── Extracted material

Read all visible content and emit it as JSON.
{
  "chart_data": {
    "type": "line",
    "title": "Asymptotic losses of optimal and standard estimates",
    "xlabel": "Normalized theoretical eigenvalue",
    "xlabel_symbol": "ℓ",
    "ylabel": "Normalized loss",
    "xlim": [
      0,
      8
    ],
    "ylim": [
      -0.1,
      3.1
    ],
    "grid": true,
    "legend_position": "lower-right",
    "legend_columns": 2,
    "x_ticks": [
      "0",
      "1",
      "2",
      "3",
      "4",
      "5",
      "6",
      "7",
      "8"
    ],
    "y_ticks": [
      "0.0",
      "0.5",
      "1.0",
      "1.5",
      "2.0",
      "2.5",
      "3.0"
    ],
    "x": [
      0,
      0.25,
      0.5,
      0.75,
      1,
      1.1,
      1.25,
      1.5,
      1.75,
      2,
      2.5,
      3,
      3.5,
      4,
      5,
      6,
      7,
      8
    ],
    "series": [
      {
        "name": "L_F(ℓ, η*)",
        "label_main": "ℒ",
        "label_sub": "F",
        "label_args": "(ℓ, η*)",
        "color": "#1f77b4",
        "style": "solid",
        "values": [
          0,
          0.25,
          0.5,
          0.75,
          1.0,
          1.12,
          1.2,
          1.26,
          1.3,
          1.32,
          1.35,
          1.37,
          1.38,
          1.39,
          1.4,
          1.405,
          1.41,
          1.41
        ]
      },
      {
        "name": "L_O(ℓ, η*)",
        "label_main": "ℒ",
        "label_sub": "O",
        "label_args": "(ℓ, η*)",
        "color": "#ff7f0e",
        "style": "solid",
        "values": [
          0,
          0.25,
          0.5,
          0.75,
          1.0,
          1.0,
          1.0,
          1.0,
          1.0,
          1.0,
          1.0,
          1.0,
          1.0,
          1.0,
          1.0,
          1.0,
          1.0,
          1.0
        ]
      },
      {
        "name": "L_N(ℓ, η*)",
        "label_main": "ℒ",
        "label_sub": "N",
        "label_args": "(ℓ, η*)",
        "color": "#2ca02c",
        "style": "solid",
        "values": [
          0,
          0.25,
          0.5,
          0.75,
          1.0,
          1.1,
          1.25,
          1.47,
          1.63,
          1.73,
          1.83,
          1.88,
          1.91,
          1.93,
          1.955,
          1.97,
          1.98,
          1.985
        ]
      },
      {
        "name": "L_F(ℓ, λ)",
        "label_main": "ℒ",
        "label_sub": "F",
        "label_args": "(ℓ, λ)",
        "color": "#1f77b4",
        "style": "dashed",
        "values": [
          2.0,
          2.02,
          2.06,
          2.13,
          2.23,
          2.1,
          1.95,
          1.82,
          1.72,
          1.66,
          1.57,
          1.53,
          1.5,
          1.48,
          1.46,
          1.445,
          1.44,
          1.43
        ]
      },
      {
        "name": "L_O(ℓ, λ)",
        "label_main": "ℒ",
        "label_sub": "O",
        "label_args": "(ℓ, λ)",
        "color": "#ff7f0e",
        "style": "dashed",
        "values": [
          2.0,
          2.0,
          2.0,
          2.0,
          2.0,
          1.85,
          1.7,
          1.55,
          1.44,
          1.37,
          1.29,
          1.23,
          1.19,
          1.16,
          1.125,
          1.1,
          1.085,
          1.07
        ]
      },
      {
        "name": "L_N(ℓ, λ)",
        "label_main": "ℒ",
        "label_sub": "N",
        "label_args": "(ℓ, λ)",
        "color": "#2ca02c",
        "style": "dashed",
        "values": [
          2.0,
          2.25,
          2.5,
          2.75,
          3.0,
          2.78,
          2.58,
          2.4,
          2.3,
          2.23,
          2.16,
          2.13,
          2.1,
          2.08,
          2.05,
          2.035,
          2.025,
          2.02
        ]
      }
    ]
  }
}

────

▸ **Goal**
Which lines contain the word "name"? Copy each one.

▸ **Correct result**
        "name": "L_F(ℓ, η*)",
        "name": "L_O(ℓ, η*)",
        "name": "L_N(ℓ, η*)",
        "name": "L_F(ℓ, λ)",
        "name": "L_O(ℓ, λ)",
        "name": "L_N(ℓ, λ)",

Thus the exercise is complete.